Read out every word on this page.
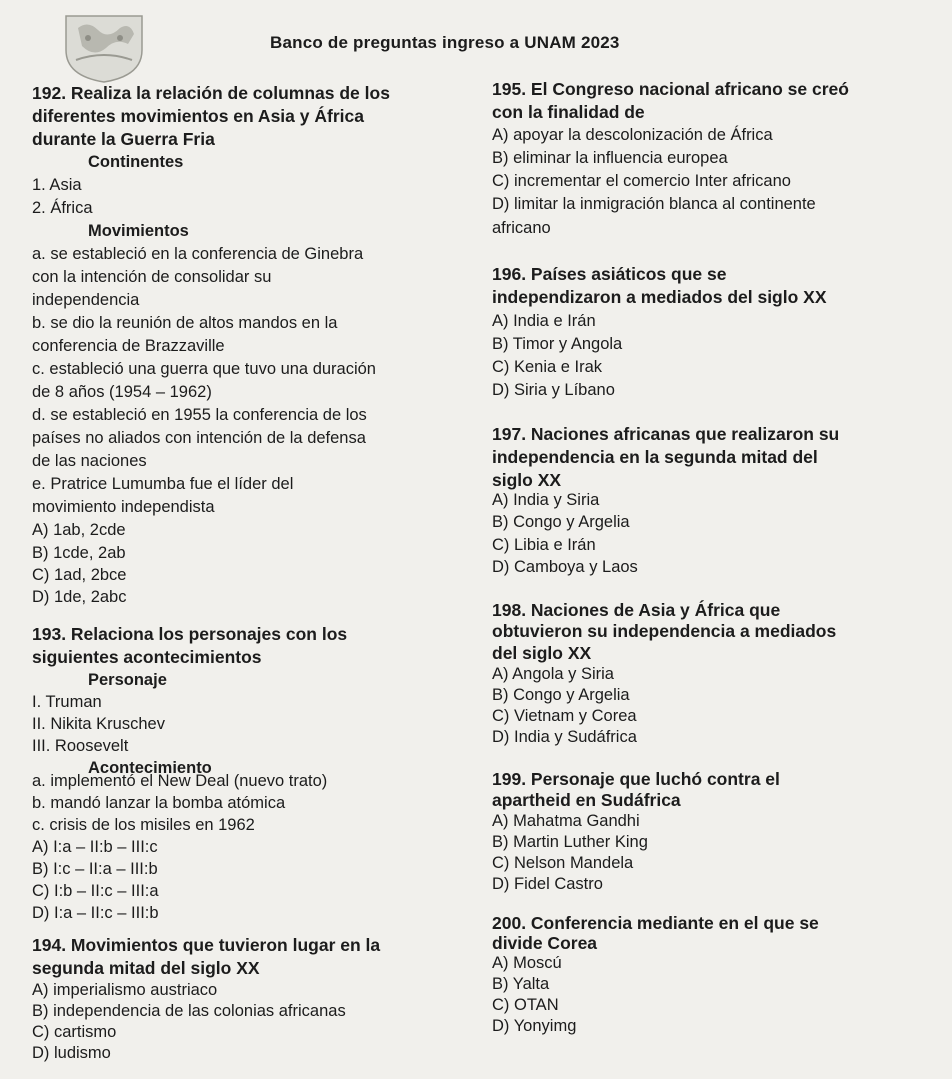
Banco de preguntas ingreso a UNAM 2023
192. Realiza la relación de columnas de los
diferentes movimientos en Asia y África
durante la Guerra Fria
Continentes
1. Asia
2. África
Movimientos
a. se estableció en la conferencia de Ginebra
con la intención de consolidar su
independencia
b. se dio la reunión de altos mandos en la
conferencia de Brazzaville
c. estableció una guerra que tuvo una duración
de 8 años (1954 – 1962)
d. se estableció en 1955 la conferencia de los
países no aliados con intención de la defensa
de las naciones
e. Pratrice Lumumba fue el líder del
movimiento independista
A) 1ab, 2cde
B) 1cde, 2ab
C) 1ad, 2bce
D) 1de, 2abc
193. Relaciona los personajes con los
siguientes acontecimientos
Personaje
I. Truman
II. Nikita Kruschev
III. Roosevelt
Acontecimiento
a. implementó el New Deal (nuevo trato)
b. mandó lanzar la bomba atómica
c. crisis de los misiles en 1962
A) I:a – II:b – III:c
B) I:c – II:a – III:b
C) I:b – II:c – III:a
D) I:a – II:c – III:b
194. Movimientos que tuvieron lugar en la
segunda mitad del siglo XX
A) imperialismo austriaco
B) independencia de las colonias africanas
C) cartismo
D) ludismo
195. El Congreso nacional africano se creó
con la finalidad de
A) apoyar la descolonización de África
B) eliminar la influencia europea
C) incrementar el comercio Inter africano
D) limitar la inmigración blanca al continente
africano
196. Países asiáticos que se
independizaron a mediados del siglo XX
A) India e Irán
B) Timor y Angola
C) Kenia e Irak
D) Siria y Líbano
197. Naciones africanas que realizaron su
independencia en la segunda mitad del
siglo XX
A) India y Siria
B) Congo y Argelia
C) Libia e Irán
D) Camboya y Laos
198. Naciones de Asia y África que
obtuvieron su independencia a mediados
del siglo XX
A) Angola y Siria
B) Congo y Argelia
C) Vietnam y Corea
D) India y Sudáfrica
199. Personaje que luchó contra el
apartheid en Sudáfrica
A) Mahatma Gandhi
B) Martin Luther King
C) Nelson Mandela
D) Fidel Castro
200. Conferencia mediante en el que se
divide Corea
A) Moscú
B) Yalta
C) OTAN
D) Yonyimg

:::

§ **Written request**:
Copy out each line that contains the word "mitad".

§ **Final result**:
segunda mitad del siglo XX
independencia en la segunda mitad del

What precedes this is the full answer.